Stated task:
Output every entry exactly as written, but omit the pictures.

Material shown:
## BEGIN
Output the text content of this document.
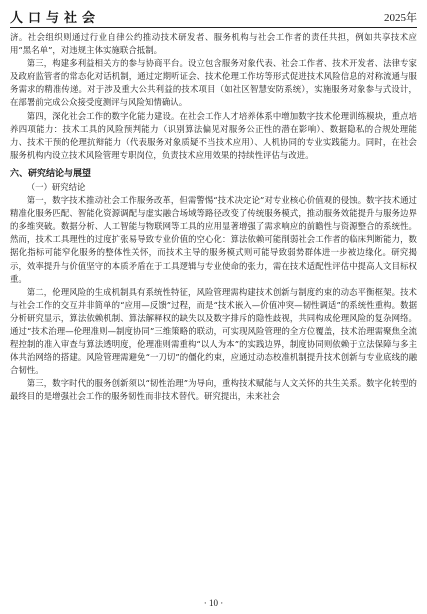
人口与社会	2025年

济。社会组织则通过行业自律公约推动技术研发者、服务机构与社会工作者的责任共担，例如共享技术应用“黑名单”，对违规主体实施联合抵制。

第三，构建多利益相关方的参与协商平台。设立包含服务对象代表、社会工作者、技术开发者、法律专家及政府监管者的常态化对话机制，通过定期听证会、技术伦理工作坊等形式促进技术风险信息的对称流通与服务需求的精准传递。对于涉及重大公共利益的技术项目（如社区智慧安防系统），实施服务对象参与式设计，在部署前完成公众接受度测评与风险知情确认。

第四，深化社会工作的数字化能力建设。在社会工作人才培养体系中增加数字技术伦理训练模块，重点培养四项能力：技术工具的风险预判能力（识别算法偏见对服务公正性的潜在影响）、数据隐私的合规处理能力、技术干预的伦理抗辩能力（代表服务对象质疑不当技术应用）、人机协同的专业实践能力。同时，在社会服务机构内设立技术风险管理专职岗位，负责技术应用效果的持续性评估与改进。

六、研究结论与展望
（一）研究结论

第一，数字技术推动社会工作服务改革，但需警惕“技术决定论”对专业核心价值观的侵蚀。数字技术通过精准化服务匹配、智能化资源调配与虚实融合场域等路径改变了传统服务模式，推动服务效能提升与服务边界的多维突破。数据分析、人工智能与物联网等工具的应用显著增强了需求响应的前瞻性与资源整合的系统性。然而，技术工具理性的过度扩张易导致专业价值的空心化：算法依赖可能削弱社会工作者的临床判断能力，数据化指标可能窄化服务的整体性关怀，而技术主导的服务模式则可能导致弱势群体进一步被边缘化。研究揭示，效率提升与价值坚守的本质矛盾在于工具逻辑与专业使命的张力，需在技术适配性评估中提高人文目标权重。

第二，伦理风险的生成机制具有系统性特征，风险管理需构建技术创新与制度约束的动态平衡框架。技术与社会工作的交互并非简单的“应用—反馈”过程，而是“技术嵌入—价值冲突—韧性调适”的系统性重构。数据分析研究显示，算法依赖机制、算法解释权的缺失以及数字排斥的隐性歧视，共同构成伦理风险的复杂网络。通过“技术治理—伦理准则—制度协同”三维策略的联动，可实现风险管理的全方位覆盖，技术治理需聚焦全流程控制的准入审查与算法透明度，伦理准则需重构“以人为本”的实践边界，制度协同则依赖于立法保障与多主体共治网络的搭建。风险管理需避免“一刀切”的僵化约束，应通过动态校准机制提升技术创新与专业底线的融合韧性。

第三，数字时代的服务创新须以“韧性治理”为导向，重构技术赋能与人文关怀的共生关系。数字化转型的最终目的是增强社会工作的服务韧性而非技术替代。研究提出，未来社会

· 10 ·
## END
Final result:
Output the text content of this document.
人口与社会	2025年

济。社会组织则通过行业自律公约推动技术研发者、服务机构与社会工作者的责任共担，例如共享技术应用“黑名单”，对违规主体实施联合抵制。

第三，构建多利益相关方的参与协商平台。设立包含服务对象代表、社会工作者、技术开发者、法律专家及政府监管者的常态化对话机制，通过定期听证会、技术伦理工作坊等形式促进技术风险信息的对称流通与服务需求的精准传递。对于涉及重大公共利益的技术项目（如社区智慧安防系统），实施服务对象参与式设计，在部署前完成公众接受度测评与风险知情确认。

第四，深化社会工作的数字化能力建设。在社会工作人才培养体系中增加数字技术伦理训练模块，重点培养四项能力：技术工具的风险预判能力（识别算法偏见对服务公正性的潜在影响）、数据隐私的合规处理能力、技术干预的伦理抗辩能力（代表服务对象质疑不当技术应用）、人机协同的专业实践能力。同时，在社会服务机构内设立技术风险管理专职岗位，负责技术应用效果的持续性评估与改进。

六、研究结论与展望
（一）研究结论

第一，数字技术推动社会工作服务改革，但需警惕“技术决定论”对专业核心价值观的侵蚀。数字技术通过精准化服务匹配、智能化资源调配与虚实融合场域等路径改变了传统服务模式，推动服务效能提升与服务边界的多维突破。数据分析、人工智能与物联网等工具的应用显著增强了需求响应的前瞻性与资源整合的系统性。然而，技术工具理性的过度扩张易导致专业价值的空心化：算法依赖可能削弱社会工作者的临床判断能力，数据化指标可能窄化服务的整体性关怀，而技术主导的服务模式则可能导致弱势群体进一步被边缘化。研究揭示，效率提升与价值坚守的本质矛盾在于工具逻辑与专业使命的张力，需在技术适配性评估中提高人文目标权重。

第二，伦理风险的生成机制具有系统性特征，风险管理需构建技术创新与制度约束的动态平衡框架。技术与社会工作的交互并非简单的“应用—反馈”过程，而是“技术嵌入—价值冲突—韧性调适”的系统性重构。数据分析研究显示，算法依赖机制、算法解释权的缺失以及数字排斥的隐性歧视，共同构成伦理风险的复杂网络。通过“技术治理—伦理准则—制度协同”三维策略的联动，可实现风险管理的全方位覆盖，技术治理需聚焦全流程控制的准入审查与算法透明度，伦理准则需重构“以人为本”的实践边界，制度协同则依赖于立法保障与多主体共治网络的搭建。风险管理需避免“一刀切”的僵化约束，应通过动态校准机制提升技术创新与专业底线的融合韧性。

第三，数字时代的服务创新须以“韧性治理”为导向，重构技术赋能与人文关怀的共生关系。数字化转型的最终目的是增强社会工作的服务韧性而非技术替代。研究提出，未来社会

· 10 ·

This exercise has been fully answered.